WORK REQUIRED
Report how many lines hold the word "border"; give nothing but the number.
#####
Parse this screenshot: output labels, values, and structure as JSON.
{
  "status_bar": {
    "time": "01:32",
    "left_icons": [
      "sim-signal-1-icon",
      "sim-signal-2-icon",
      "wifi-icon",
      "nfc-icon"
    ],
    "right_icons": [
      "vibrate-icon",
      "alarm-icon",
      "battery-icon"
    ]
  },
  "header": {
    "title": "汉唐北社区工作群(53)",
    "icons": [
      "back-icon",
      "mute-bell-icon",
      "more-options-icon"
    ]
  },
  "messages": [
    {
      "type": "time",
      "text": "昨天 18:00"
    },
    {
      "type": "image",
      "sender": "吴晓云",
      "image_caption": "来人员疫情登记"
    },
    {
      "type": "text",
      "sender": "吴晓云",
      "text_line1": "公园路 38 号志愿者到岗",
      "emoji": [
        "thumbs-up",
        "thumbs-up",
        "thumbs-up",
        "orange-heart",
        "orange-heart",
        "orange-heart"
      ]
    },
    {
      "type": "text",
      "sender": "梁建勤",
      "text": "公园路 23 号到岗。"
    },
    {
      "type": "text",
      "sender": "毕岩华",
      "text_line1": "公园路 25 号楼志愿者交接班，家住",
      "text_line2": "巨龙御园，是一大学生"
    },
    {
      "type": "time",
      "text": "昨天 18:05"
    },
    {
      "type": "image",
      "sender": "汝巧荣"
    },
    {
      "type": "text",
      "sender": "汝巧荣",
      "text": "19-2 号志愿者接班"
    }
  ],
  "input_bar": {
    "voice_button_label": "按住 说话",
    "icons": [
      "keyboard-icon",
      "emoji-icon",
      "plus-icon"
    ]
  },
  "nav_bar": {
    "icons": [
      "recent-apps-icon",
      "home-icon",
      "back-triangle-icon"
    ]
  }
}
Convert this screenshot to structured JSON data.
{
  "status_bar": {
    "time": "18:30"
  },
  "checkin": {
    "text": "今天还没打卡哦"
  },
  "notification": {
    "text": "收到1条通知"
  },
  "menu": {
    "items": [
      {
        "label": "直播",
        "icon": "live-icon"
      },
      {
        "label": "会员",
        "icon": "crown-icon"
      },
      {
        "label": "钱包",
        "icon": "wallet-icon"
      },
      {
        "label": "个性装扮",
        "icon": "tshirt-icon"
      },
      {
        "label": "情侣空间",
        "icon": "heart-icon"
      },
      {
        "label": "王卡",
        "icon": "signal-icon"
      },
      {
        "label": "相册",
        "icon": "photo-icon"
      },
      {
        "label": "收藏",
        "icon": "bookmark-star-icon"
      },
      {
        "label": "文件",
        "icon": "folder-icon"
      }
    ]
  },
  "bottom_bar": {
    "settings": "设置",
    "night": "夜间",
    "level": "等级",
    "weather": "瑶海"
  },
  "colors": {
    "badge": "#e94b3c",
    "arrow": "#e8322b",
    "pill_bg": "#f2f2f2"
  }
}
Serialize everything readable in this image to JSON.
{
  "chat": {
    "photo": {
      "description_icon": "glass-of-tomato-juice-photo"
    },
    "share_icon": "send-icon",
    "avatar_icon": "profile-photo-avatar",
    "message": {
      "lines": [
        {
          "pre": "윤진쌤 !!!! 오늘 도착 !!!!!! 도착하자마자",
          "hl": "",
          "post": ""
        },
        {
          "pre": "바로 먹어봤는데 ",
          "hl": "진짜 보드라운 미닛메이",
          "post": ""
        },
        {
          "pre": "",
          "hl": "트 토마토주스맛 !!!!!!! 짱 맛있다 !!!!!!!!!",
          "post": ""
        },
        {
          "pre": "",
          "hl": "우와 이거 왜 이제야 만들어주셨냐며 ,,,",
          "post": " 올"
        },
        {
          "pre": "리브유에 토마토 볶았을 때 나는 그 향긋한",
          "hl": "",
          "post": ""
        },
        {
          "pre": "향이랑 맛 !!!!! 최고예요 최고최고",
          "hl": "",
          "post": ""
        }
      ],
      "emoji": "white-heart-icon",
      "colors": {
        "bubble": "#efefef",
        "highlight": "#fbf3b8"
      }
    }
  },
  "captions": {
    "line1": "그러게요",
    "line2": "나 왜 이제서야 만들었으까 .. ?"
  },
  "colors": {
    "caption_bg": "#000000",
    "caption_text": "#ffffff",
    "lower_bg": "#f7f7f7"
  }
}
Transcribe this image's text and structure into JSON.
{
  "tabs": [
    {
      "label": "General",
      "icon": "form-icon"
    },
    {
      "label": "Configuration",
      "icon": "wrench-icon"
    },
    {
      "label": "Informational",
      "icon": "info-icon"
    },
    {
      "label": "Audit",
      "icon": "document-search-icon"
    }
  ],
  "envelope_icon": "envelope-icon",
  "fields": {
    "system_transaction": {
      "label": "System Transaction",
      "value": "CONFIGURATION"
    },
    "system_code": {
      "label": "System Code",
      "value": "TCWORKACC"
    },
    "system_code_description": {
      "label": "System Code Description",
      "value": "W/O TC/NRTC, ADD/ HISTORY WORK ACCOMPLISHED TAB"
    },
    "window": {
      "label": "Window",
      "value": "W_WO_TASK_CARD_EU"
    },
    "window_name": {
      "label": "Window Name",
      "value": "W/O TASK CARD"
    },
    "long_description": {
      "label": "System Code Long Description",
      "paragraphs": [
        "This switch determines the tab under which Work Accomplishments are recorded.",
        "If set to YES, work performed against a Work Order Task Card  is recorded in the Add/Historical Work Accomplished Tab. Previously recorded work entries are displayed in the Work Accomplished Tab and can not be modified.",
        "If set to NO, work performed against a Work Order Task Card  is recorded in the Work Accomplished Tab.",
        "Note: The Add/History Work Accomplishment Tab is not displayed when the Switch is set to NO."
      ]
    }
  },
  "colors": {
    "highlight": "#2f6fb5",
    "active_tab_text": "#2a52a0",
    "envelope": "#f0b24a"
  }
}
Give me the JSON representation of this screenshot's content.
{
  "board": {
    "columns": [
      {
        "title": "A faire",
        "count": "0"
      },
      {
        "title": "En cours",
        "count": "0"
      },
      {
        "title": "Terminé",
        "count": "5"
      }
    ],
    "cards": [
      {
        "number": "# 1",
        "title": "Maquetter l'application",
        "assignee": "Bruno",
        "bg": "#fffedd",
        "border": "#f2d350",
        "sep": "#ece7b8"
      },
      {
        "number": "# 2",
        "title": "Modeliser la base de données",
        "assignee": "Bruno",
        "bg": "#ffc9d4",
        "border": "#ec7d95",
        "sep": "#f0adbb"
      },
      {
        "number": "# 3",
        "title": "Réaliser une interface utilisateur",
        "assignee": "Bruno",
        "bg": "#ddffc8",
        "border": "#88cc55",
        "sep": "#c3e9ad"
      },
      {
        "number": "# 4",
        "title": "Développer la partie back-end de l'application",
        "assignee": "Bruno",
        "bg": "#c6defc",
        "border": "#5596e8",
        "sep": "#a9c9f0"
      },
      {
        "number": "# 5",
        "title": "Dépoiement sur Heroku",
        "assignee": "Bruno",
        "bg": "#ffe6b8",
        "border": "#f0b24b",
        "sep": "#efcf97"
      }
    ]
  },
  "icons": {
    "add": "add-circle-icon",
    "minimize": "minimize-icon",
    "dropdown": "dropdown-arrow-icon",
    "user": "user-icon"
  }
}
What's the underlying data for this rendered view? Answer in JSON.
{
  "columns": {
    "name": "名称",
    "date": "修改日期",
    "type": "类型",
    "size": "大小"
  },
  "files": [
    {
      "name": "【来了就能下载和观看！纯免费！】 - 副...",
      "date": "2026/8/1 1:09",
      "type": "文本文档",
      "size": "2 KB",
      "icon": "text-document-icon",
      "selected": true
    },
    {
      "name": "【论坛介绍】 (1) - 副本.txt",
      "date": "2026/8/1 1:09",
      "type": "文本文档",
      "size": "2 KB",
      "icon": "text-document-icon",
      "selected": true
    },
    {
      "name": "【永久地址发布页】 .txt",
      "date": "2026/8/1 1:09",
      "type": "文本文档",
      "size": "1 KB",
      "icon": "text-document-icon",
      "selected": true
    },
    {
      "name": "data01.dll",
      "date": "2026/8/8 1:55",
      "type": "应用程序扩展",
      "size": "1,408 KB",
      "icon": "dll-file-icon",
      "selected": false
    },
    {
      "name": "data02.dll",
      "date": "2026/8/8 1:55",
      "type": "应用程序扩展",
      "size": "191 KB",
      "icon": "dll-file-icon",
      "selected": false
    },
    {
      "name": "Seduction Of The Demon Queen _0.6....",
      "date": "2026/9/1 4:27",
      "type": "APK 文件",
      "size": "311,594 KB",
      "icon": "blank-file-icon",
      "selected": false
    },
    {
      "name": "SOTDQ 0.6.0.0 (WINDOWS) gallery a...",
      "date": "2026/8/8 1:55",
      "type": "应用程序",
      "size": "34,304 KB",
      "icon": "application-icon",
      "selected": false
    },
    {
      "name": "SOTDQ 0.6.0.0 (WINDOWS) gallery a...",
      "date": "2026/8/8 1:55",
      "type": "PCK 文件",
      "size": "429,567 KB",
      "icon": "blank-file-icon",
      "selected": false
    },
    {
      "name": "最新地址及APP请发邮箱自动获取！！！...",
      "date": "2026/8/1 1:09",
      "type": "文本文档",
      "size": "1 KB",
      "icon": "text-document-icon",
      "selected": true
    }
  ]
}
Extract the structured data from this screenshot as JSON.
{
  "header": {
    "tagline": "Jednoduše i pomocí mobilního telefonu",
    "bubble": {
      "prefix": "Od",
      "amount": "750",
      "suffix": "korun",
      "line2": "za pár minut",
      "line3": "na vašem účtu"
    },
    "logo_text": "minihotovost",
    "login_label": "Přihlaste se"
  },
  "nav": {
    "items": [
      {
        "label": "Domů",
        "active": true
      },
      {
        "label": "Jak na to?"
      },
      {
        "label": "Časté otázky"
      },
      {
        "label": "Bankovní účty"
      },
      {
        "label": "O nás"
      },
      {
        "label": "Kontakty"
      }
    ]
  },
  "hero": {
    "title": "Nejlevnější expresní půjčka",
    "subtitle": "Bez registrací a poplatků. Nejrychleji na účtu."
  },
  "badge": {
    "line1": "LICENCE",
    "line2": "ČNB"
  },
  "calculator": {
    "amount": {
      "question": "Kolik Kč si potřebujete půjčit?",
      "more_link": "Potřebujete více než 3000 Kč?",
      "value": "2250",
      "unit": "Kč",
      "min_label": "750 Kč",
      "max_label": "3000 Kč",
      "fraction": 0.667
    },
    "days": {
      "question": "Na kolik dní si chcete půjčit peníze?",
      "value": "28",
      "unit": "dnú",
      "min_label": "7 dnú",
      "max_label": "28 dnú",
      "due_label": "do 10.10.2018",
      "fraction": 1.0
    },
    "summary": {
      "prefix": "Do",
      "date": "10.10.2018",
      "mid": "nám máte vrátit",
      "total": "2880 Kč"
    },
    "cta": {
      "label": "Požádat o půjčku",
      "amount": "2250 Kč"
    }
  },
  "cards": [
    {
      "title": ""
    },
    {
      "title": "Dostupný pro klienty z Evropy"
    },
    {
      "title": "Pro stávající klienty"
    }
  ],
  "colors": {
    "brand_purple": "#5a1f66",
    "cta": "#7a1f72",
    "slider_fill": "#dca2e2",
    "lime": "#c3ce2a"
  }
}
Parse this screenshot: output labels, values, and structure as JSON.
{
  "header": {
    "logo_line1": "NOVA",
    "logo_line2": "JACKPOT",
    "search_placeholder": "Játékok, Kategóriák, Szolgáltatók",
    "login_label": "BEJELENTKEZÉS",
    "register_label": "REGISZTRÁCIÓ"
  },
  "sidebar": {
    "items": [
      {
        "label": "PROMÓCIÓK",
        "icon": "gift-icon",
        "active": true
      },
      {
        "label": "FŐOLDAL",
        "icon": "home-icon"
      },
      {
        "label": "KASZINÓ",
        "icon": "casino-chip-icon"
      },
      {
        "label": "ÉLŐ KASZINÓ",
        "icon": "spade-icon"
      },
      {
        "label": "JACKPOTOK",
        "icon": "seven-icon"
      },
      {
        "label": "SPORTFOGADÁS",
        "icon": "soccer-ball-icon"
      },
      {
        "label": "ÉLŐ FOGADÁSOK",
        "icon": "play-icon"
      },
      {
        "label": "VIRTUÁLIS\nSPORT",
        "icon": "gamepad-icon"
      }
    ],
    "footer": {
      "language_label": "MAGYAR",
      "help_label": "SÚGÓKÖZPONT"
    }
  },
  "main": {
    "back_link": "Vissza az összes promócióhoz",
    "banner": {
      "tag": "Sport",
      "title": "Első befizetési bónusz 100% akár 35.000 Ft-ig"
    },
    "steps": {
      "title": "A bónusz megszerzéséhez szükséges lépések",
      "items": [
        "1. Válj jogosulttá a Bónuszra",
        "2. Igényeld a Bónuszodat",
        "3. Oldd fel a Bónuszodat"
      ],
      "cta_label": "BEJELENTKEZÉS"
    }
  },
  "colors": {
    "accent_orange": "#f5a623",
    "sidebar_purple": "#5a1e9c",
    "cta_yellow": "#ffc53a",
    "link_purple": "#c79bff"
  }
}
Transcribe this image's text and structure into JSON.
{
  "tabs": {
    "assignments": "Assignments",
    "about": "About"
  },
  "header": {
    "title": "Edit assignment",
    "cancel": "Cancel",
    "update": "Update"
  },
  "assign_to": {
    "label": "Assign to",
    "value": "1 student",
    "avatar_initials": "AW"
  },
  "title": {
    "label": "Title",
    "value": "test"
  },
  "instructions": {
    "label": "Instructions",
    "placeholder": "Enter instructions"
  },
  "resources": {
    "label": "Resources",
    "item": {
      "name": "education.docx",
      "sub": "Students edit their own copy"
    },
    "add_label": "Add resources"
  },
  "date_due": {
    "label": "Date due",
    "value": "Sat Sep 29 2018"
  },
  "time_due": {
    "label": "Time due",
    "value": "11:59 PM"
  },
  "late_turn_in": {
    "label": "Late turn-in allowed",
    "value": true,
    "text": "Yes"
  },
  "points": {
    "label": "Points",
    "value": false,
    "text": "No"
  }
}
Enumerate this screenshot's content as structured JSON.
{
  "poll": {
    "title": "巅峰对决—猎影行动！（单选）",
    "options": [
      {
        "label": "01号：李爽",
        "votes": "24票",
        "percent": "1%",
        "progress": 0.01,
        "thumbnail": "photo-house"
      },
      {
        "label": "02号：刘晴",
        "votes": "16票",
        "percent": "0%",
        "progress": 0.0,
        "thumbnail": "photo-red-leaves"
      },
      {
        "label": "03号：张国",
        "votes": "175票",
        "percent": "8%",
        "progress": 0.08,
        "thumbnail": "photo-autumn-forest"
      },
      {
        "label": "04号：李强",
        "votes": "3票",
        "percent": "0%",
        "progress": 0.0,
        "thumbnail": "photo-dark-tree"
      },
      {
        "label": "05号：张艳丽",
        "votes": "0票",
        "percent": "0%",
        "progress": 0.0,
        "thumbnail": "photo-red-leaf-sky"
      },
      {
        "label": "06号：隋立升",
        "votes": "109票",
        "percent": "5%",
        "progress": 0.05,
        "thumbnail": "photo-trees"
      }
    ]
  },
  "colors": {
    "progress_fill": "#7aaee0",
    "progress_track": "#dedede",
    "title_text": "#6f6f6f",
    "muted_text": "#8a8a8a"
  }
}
#####
EXPECTED ANSWER
5